The records that follow should be retyped word for word.

Dataset listings of figures
• • • • •

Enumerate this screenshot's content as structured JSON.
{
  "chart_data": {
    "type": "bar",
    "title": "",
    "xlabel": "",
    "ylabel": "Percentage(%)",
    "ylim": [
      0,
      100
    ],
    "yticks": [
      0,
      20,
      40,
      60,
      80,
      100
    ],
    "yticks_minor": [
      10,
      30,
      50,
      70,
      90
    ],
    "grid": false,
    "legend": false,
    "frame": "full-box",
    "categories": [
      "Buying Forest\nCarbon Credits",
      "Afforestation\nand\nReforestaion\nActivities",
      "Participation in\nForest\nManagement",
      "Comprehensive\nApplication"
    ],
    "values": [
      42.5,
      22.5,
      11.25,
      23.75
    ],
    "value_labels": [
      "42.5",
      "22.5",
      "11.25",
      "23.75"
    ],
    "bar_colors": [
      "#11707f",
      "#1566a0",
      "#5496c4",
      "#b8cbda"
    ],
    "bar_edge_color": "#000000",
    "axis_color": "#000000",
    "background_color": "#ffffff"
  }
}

• • • • •

→ Finished answer:
Enumerate this screenshot's content as structured JSON.
{
  "chart_data": {
    "type": "bar",
    "title": "",
    "xlabel": "",
    "ylabel": "Percentage(%)",
    "ylim": [
      0,
      100
    ],
    "yticks": [
      0,
      20,
      40,
      60,
      80,
      100
    ],
    "yticks_minor": [
      10,
      30,
      50,
      70,
      90
    ],
    "grid": false,
    "legend": false,
    "frame": "full-box",
    "categories": [
      "Buying Forest\nCarbon Credits",
      "Afforestation\nand\nReforestaion\nActivities",
      "Participation in\nForest\nManagement",
      "Comprehensive\nApplication"
    ],
    "values": [
      42.5,
      22.5,
      11.25,
      23.75
    ],
    "value_labels": [
      "42.5",
      "22.5",
      "11.25",
      "23.75"
    ],
    "bar_colors": [
      "#11707f",
      "#1566a0",
      "#5496c4",
      "#b8cbda"
    ],
    "bar_edge_color": "#000000",
    "axis_color": "#000000",
    "background_color": "#ffffff"
  }
}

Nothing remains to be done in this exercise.